Extracted records
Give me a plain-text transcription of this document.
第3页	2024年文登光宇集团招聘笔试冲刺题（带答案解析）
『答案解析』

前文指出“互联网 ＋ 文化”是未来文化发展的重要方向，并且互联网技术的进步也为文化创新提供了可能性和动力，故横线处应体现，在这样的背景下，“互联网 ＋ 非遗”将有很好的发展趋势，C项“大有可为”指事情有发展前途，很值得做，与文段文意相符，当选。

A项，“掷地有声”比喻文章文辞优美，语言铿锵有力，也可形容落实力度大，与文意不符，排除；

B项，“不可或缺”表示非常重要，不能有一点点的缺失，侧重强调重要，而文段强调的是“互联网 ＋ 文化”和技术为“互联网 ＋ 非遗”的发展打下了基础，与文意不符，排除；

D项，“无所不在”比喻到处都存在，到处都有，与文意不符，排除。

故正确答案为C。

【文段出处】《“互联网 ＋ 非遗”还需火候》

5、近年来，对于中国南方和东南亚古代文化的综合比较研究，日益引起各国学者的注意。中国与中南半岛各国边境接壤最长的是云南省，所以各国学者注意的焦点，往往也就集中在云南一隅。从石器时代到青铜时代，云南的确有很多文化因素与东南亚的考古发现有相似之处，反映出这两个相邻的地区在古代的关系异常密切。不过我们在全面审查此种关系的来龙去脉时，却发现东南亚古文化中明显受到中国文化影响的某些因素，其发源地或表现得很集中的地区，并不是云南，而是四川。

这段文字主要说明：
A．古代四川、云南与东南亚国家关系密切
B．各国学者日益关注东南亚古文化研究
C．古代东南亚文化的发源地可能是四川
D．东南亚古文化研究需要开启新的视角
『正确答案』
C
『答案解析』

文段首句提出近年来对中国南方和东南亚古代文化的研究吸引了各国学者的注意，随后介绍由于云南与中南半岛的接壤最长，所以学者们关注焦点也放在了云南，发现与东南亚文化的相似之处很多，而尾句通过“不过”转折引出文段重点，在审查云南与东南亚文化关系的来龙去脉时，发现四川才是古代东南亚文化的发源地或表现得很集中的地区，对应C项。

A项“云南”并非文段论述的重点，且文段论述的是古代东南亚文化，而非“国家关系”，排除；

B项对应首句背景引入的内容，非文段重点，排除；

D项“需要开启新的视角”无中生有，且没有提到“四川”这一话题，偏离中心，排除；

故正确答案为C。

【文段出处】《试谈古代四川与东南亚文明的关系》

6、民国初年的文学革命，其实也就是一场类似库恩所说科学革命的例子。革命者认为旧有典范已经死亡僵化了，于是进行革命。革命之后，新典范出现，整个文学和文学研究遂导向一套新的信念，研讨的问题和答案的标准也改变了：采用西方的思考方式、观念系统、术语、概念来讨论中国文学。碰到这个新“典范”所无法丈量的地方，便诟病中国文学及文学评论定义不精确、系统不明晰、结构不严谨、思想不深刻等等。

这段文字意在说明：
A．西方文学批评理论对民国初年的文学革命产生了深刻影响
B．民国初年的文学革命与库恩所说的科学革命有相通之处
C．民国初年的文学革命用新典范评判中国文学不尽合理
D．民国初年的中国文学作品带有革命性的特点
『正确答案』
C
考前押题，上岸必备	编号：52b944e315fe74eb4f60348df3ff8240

Work to complete: Pull out every line in the data above that has the word "文段出处".

Reply:
【文段出处】《“互联网 ＋ 非遗”还需火候》
【文段出处】《试谈古代四川与东南亚文明的关系》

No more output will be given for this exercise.